[Stored data entries]
# # # # #

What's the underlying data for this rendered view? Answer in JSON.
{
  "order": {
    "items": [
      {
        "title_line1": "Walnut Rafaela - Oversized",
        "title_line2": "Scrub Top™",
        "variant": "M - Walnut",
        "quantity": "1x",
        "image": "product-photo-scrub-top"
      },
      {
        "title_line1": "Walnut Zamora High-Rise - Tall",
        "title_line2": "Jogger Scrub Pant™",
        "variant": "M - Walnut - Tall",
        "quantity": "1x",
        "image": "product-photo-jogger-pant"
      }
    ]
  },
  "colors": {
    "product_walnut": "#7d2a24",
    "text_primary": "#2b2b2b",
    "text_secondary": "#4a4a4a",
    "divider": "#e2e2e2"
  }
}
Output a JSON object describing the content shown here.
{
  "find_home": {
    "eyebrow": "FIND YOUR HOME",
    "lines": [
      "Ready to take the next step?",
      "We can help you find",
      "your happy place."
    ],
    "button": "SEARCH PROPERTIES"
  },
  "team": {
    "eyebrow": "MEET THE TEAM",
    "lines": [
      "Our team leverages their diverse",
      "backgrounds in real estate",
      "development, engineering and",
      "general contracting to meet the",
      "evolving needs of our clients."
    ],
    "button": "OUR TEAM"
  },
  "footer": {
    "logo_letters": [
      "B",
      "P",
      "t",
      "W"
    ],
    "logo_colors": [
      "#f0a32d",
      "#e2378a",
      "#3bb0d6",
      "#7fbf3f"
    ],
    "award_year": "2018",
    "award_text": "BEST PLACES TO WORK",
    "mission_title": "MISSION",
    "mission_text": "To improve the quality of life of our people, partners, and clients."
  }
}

# # # # #

- [Task goal]:
Write out every entry again, keeping each line exactly the same.

- [Solved problem]:
What's the underlying data for this rendered view? Answer in JSON.
{
  "order": {
    "items": [
      {
        "title_line1": "Walnut Rafaela - Oversized",
        "title_line2": "Scrub Top™",
        "variant": "M - Walnut",
        "quantity": "1x",
        "image": "product-photo-scrub-top"
      },
      {
        "title_line1": "Walnut Zamora High-Rise - Tall",
        "title_line2": "Jogger Scrub Pant™",
        "variant": "M - Walnut - Tall",
        "quantity": "1x",
        "image": "product-photo-jogger-pant"
      }
    ]
  },
  "colors": {
    "product_walnut": "#7d2a24",
    "text_primary": "#2b2b2b",
    "text_secondary": "#4a4a4a",
    "divider": "#e2e2e2"
  }
}
Output a JSON object describing the content shown here.
{
  "find_home": {
    "eyebrow": "FIND YOUR HOME",
    "lines": [
      "Ready to take the next step?",
      "We can help you find",
      "your happy place."
    ],
    "button": "SEARCH PROPERTIES"
  },
  "team": {
    "eyebrow": "MEET THE TEAM",
    "lines": [
      "Our team leverages their diverse",
      "backgrounds in real estate",
      "development, engineering and",
      "general contracting to meet the",
      "evolving needs of our clients."
    ],
    "button": "OUR TEAM"
  },
  "footer": {
    "logo_letters": [
      "B",
      "P",
      "t",
      "W"
    ],
    "logo_colors": [
      "#f0a32d",
      "#e2378a",
      "#3bb0d6",
      "#7fbf3f"
    ],
    "award_year": "2018",
    "award_text": "BEST PLACES TO WORK",
    "mission_title": "MISSION",
    "mission_text": "To improve the quality of life of our people, partners, and clients."
  }
}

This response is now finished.